### WHAT IS NEEDED:
Copy the listing verbatim, from the line containing "487, 531, 499]" down to the line containing "Itemize the components", including both of those lines.

** Start of STORED RECORDS **

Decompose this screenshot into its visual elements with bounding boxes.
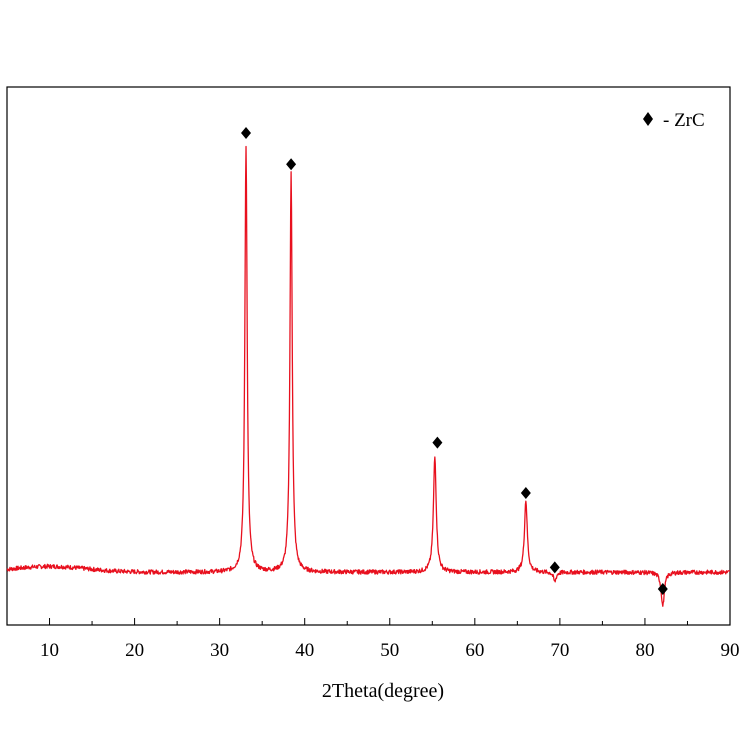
zrc-diamond-marker	[520, 487, 531, 499]
x-tick-label: 50	[380, 640, 399, 661]
peak-markers	[241, 127, 668, 595]
x-axis-title: 2Theta(degree)	[322, 680, 444, 702]
legend-diamond-icon	[643, 112, 653, 126]
x-tick-label: 30	[210, 640, 229, 661]
zrc-diamond-marker	[432, 436, 443, 449]
x-tick-label: 70	[550, 640, 569, 661]
series-line	[6, 145, 731, 607]
legend-label: - ZrC	[663, 110, 705, 131]
zrc-diamond-marker	[286, 158, 297, 171]
x-tick-label: 10	[40, 640, 59, 661]
x-axis-ticks	[6, 618, 731, 625]
x-axis-tick-labels: 10 20 30 40 50 60 70 80 90	[40, 640, 739, 661]
x-tick-label: 60	[465, 640, 484, 661]
legend: - ZrC	[643, 110, 705, 131]
x-tick-label: 40	[295, 640, 314, 661]
x-tick-label: 80	[635, 640, 654, 661]
plot-frame	[6, 86, 731, 626]
zrc-diamond-marker	[241, 127, 252, 139]
x-tick-label: 20	[125, 640, 144, 661]
zrc-diamond-marker	[549, 561, 560, 574]
x-tick-label: 90	[721, 640, 740, 661]
zrc-diamond-marker	[657, 583, 668, 595]
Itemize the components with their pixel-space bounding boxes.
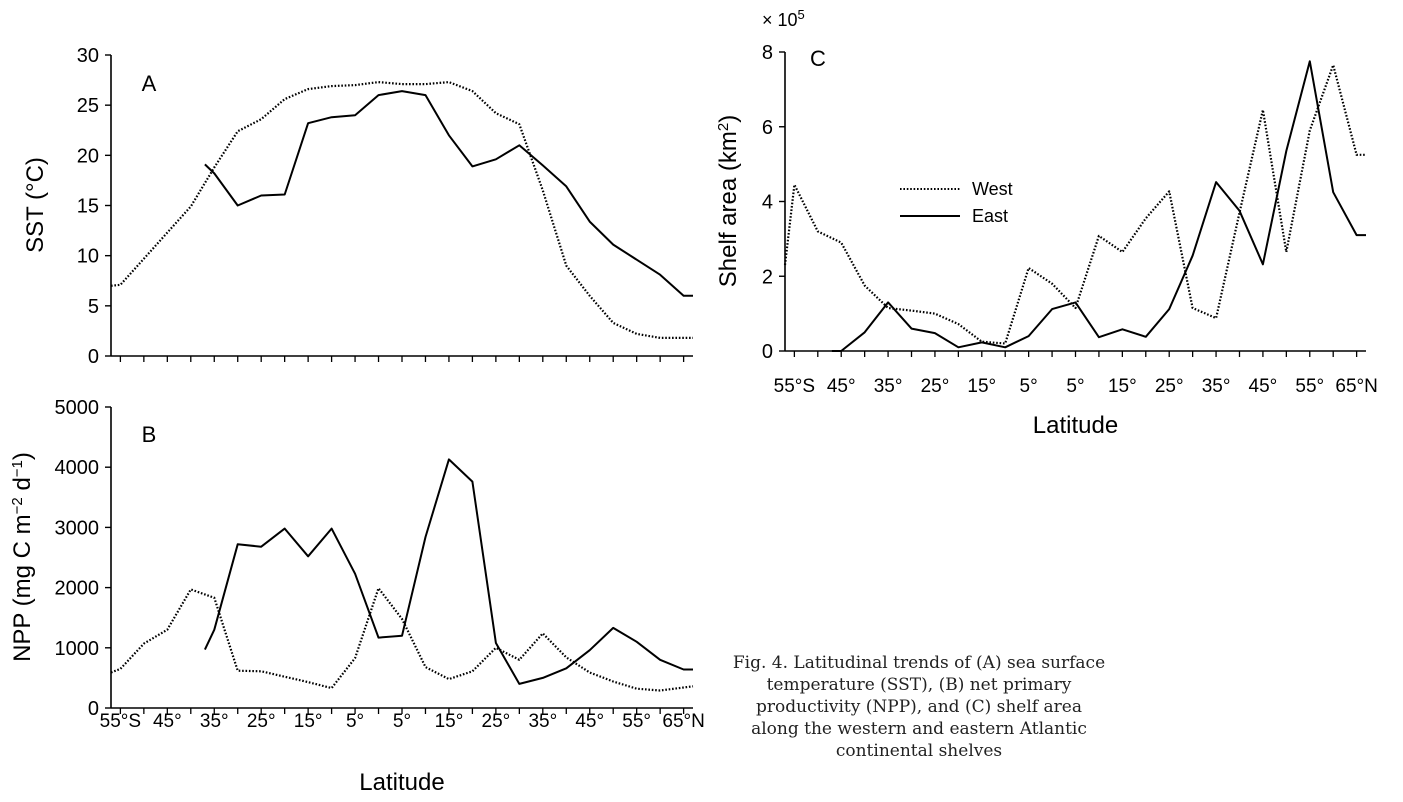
west-series-line [110, 587, 694, 692]
panel-label: C [810, 46, 826, 71]
y-tick-label: 2 [762, 266, 773, 288]
y-tick-label: 3000 [55, 517, 100, 539]
x-tick-label: 55° [1295, 376, 1324, 397]
y-tick-label: 8 [762, 42, 773, 64]
y-tick-label: 1000 [55, 638, 100, 660]
x-tick-label: 35° [874, 376, 903, 397]
y-axis-label-part: −1 [9, 460, 26, 477]
y-tick-label: 4000 [55, 457, 100, 479]
x-tick-label: 15° [294, 711, 323, 732]
y-axis-label: NPP (mg C m−2 d−1) [9, 452, 37, 662]
x-tick-label: 65°N [1335, 376, 1377, 397]
x-tick-label: 45° [1249, 376, 1278, 397]
y-axis-multiplier: × 105 [762, 7, 805, 31]
y-tick-label: 10 [77, 246, 99, 268]
x-tick-label: 65°N [662, 711, 704, 732]
y-tick-label: 30 [77, 45, 99, 67]
y-tick-label: 25 [77, 95, 99, 117]
x-tick-label: 45° [153, 711, 182, 732]
y-axis-label-part: ) [715, 115, 742, 123]
panel-c-shelf-area-chart: 0 2 4 6 8 55°S 45° 35° 25° 15° 5° 5° 15° 25° 35° 45° 55°… [715, 7, 1378, 440]
x-tick-label: 5° [1020, 376, 1038, 397]
y-axis-label-part: Shelf area (km [715, 131, 742, 287]
x-tick-label: 5° [346, 711, 364, 732]
y-tick-label: 4 [762, 192, 773, 214]
x-tick-label: 35° [528, 711, 557, 732]
multiplier-exponent: 5 [798, 7, 805, 22]
x-tick-label: 15° [1108, 376, 1137, 397]
multiplier-base: × 10 [762, 10, 798, 30]
x-axis-label: Latitude [359, 769, 444, 796]
y-axis-label: SST (°C) [22, 157, 49, 253]
y-tick-label: 5000 [55, 397, 100, 419]
y-tick-label: 5 [88, 296, 99, 318]
y-axis-label: Shelf area (km2) [715, 115, 743, 287]
y-tick-label: 20 [77, 145, 99, 167]
x-tick-label: 25° [247, 711, 276, 732]
figure-caption: Fig. 4. Latitudinal trends of (A) sea su… [732, 653, 1106, 761]
y-tick-label: 15 [77, 196, 99, 218]
y-tick-label: 0 [762, 341, 773, 363]
legend-label-west: West [972, 179, 1013, 199]
x-tick-label: 15° [967, 376, 996, 397]
x-tick-label: 25° [1155, 376, 1184, 397]
y-axis-label-part: ) [9, 452, 36, 460]
y-axis-label-part: NPP (mg C m [9, 514, 36, 662]
east-series-line [204, 90, 693, 297]
x-tick-label: 55° [622, 711, 651, 732]
y-axis-label-part: −2 [9, 497, 26, 514]
x-tick-label: 15° [435, 711, 464, 732]
y-axis-label-part: 2 [715, 123, 732, 131]
x-tick-label: 55°S [774, 376, 815, 397]
x-tick-label: 25° [482, 711, 511, 732]
x-axis-label: Latitude [1033, 412, 1118, 439]
legend-label-east: East [972, 206, 1008, 226]
x-tick-label: 45° [575, 711, 604, 732]
y-tick-label: 2000 [55, 578, 100, 600]
x-tick-label: 35° [1202, 376, 1231, 397]
panel-label: A [142, 71, 157, 96]
y-tick-label: 0 [88, 698, 99, 720]
x-tick-label: 55°S [100, 711, 141, 732]
y-tick-label: 0 [88, 346, 99, 368]
west-series-line [783, 63, 1366, 345]
x-tick-label: 25° [921, 376, 950, 397]
east-series-line [203, 458, 693, 685]
x-tick-label: 5° [393, 711, 411, 732]
panel-label: B [142, 422, 157, 447]
east-series-line [831, 60, 1366, 352]
west-series-line [110, 80, 693, 339]
x-tick-label: 35° [200, 711, 229, 732]
panel-a-sst-chart: 0 5 10 15 20 25 30 A SST (°C) [22, 45, 693, 368]
y-axis-label-part: d [9, 477, 36, 497]
x-tick-label: 5° [1066, 376, 1084, 397]
x-tick-label: 45° [827, 376, 856, 397]
panel-b-npp-chart: 0 1000 2000 3000 4000 5000 55°S 45° 35° 25° 15° 5° 5… [9, 397, 705, 796]
y-tick-label: 6 [762, 117, 773, 139]
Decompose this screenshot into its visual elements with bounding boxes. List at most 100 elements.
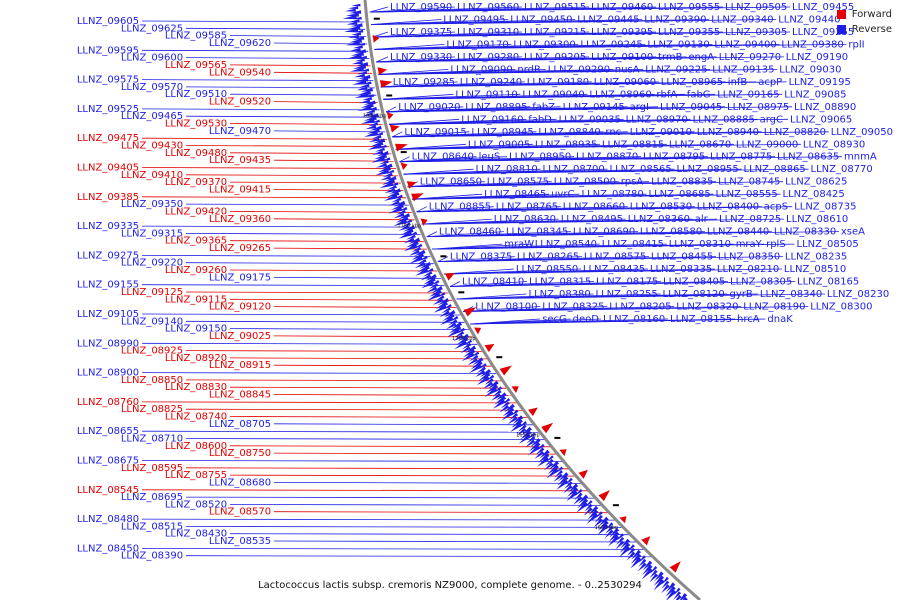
gene-label: LLNZ_09570 bbox=[121, 82, 183, 93]
gene-label: LLNZ_08465 bbox=[484, 189, 546, 200]
reverse-gene-arrow bbox=[526, 435, 536, 444]
leader-line bbox=[443, 268, 782, 275]
gene-label: LLNZ_08235 bbox=[785, 252, 847, 263]
leader-line bbox=[185, 86, 375, 89]
forward-gene-arrow bbox=[389, 124, 400, 133]
leader-line bbox=[273, 335, 474, 338]
reverse-gene-arrow bbox=[444, 310, 456, 318]
legend-reverse-swatch bbox=[836, 25, 846, 34]
forward-gene-arrow bbox=[474, 327, 482, 335]
reverse-gene-arrow bbox=[360, 68, 370, 72]
gene-label: LLNZ_09380 bbox=[781, 39, 843, 50]
reverse-gene-arrow bbox=[423, 277, 436, 285]
reverse-gene-arrow bbox=[529, 441, 541, 452]
reverse-gene-arrow bbox=[585, 500, 593, 508]
leader-line bbox=[369, 6, 791, 13]
gene-label: LLNZ_08640 bbox=[412, 152, 474, 163]
leader-line bbox=[141, 254, 431, 257]
forward-gene-arrow bbox=[511, 386, 519, 393]
gene-label: trmB bbox=[658, 52, 683, 63]
reverse-gene-arrow bbox=[538, 453, 550, 463]
position-tick-label: 1750 kbp bbox=[397, 224, 421, 230]
leader-line bbox=[273, 511, 609, 514]
gene-label: LLNZ_08820 bbox=[764, 127, 826, 138]
reverse-gene-arrow bbox=[665, 582, 676, 593]
reverse-gene-arrow bbox=[484, 378, 494, 385]
gene-label: LLNZ_09140 bbox=[121, 316, 183, 327]
reverse-gene-arrow bbox=[433, 304, 447, 313]
reverse-gene-arrow bbox=[398, 231, 413, 239]
leader-line bbox=[229, 474, 575, 477]
reverse-gene-arrow bbox=[416, 258, 427, 265]
gene-label: LLNZ_08870 bbox=[576, 152, 638, 163]
gene-label: LLNZ_09050 bbox=[831, 127, 893, 138]
leader-line bbox=[399, 156, 410, 163]
gene-label: LLNZ_09260 bbox=[165, 265, 227, 276]
reverse-gene-arrow bbox=[574, 489, 583, 496]
reverse-gene-arrow bbox=[398, 225, 410, 231]
leader-line bbox=[412, 193, 483, 200]
reverse-gene-arrow bbox=[403, 237, 415, 244]
reverse-gene-arrow bbox=[415, 268, 429, 276]
gene-label: LLNZ_09215 bbox=[524, 27, 586, 38]
reverse-gene-arrow bbox=[393, 194, 403, 199]
reverse-gene-arrow bbox=[627, 547, 636, 556]
forward-gene-arrow bbox=[541, 422, 554, 434]
reverse-gene-arrow bbox=[378, 160, 389, 165]
gene-label: LLNZ_09090 bbox=[450, 64, 512, 75]
reverse-gene-arrow bbox=[383, 194, 398, 201]
reverse-gene-arrow bbox=[673, 591, 682, 600]
gene-label: LLNZ_08360 bbox=[628, 214, 690, 225]
reverse-gene-arrow bbox=[597, 523, 609, 536]
forward-gene-arrow bbox=[411, 193, 424, 202]
reverse-gene-arrow bbox=[665, 585, 676, 597]
leader-line bbox=[449, 281, 796, 287]
gene-label: LLNZ_09460 bbox=[591, 2, 653, 13]
leader-line bbox=[273, 218, 415, 221]
reverse-gene-arrow bbox=[472, 357, 484, 366]
reverse-gene-arrow bbox=[491, 393, 502, 401]
reverse-gene-arrow bbox=[546, 467, 559, 479]
reverse-gene-arrow bbox=[504, 403, 515, 413]
reverse-gene-arrow bbox=[476, 366, 486, 374]
forward-gene-arrow bbox=[400, 162, 408, 171]
reverse-gene-arrow bbox=[362, 96, 373, 101]
leader-line bbox=[229, 35, 367, 37]
gene-label: fabD bbox=[528, 114, 552, 125]
gene-label: LLNZ_08865 bbox=[744, 164, 806, 175]
reverse-gene-arrow bbox=[453, 334, 464, 342]
gene-label: LLNZ_08575 bbox=[584, 252, 646, 263]
legend-reverse-label: Reverse bbox=[851, 24, 892, 35]
reverse-gene-arrow bbox=[388, 206, 403, 214]
gene-label: LLNZ_08405 bbox=[663, 277, 725, 288]
reverse-gene-arrow bbox=[537, 456, 550, 467]
gene-label: LLNZ_08900 bbox=[77, 368, 139, 379]
gene-label: LLNZ_09275 bbox=[77, 250, 139, 261]
reverse-gene-arrow bbox=[679, 593, 688, 600]
gene-label: LLNZ_09365 bbox=[165, 236, 227, 247]
reverse-gene-arrow bbox=[345, 41, 360, 46]
feature-marker bbox=[554, 436, 561, 439]
reverse-gene-arrow bbox=[461, 352, 475, 362]
gene-label: LLNZ_08970 bbox=[626, 114, 688, 125]
reverse-gene-arrow bbox=[642, 560, 653, 571]
reverse-gene-arrow bbox=[359, 83, 370, 88]
leader-line bbox=[383, 93, 454, 100]
gene-label: LLNZ_08955 bbox=[677, 164, 739, 175]
leader-line bbox=[229, 240, 424, 243]
reverse-gene-arrow bbox=[368, 122, 379, 127]
reverse-gene-arrow bbox=[609, 527, 620, 538]
gene-label: LLNZ_08635 bbox=[777, 152, 839, 163]
reverse-gene-arrow bbox=[442, 313, 455, 322]
leader-line bbox=[141, 225, 418, 228]
forward-gene-arrow bbox=[386, 112, 394, 120]
reverse-gene-arrow bbox=[584, 503, 593, 512]
forward-gene-arrow bbox=[484, 343, 495, 353]
position-ticks: 1800 kbp 1750 kbp 1700 kbp 1650 kbp 1600 kbp bbox=[363, 114, 618, 532]
gene-label: LLNZ_08305 bbox=[730, 277, 792, 288]
reverse-gene-arrow bbox=[469, 354, 479, 362]
gene-label: LLNZ_09265 bbox=[209, 243, 271, 254]
leader-line bbox=[229, 357, 487, 360]
gene-label: LLNZ_09145 bbox=[563, 102, 625, 113]
reverse-gene-arrow bbox=[573, 496, 583, 505]
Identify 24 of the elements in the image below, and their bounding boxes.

** End of STORED RECORDS **

### COMPLETE OUTPUT:
zrc-diamond-marker	[520, 487, 531, 499]
x-tick-label: 50	[380, 640, 399, 661]
peak-markers	[241, 127, 668, 595]
x-axis-title: 2Theta(degree)	[322, 680, 444, 702]
legend-diamond-icon	[643, 112, 653, 126]
x-tick-label: 30	[210, 640, 229, 661]
zrc-diamond-marker	[432, 436, 443, 449]
x-tick-label: 70	[550, 640, 569, 661]
series-line	[6, 145, 731, 607]
legend-label: - ZrC	[663, 110, 705, 131]
zrc-diamond-marker	[286, 158, 297, 171]
x-tick-label: 10	[40, 640, 59, 661]
x-axis-ticks	[6, 618, 731, 625]
x-axis-tick-labels: 10 20 30 40 50 60 70 80 90	[40, 640, 739, 661]
x-tick-label: 60	[465, 640, 484, 661]
legend: - ZrC	[643, 110, 705, 131]
x-tick-label: 40	[295, 640, 314, 661]
x-tick-label: 80	[635, 640, 654, 661]
plot-frame	[6, 86, 731, 626]
zrc-diamond-marker	[241, 127, 252, 139]
x-tick-label: 20	[125, 640, 144, 661]
zrc-diamond-marker	[549, 561, 560, 574]
x-tick-label: 90	[721, 640, 740, 661]
zrc-diamond-marker	[657, 583, 668, 595]
Itemize the components with their pixel-space bounding boxes.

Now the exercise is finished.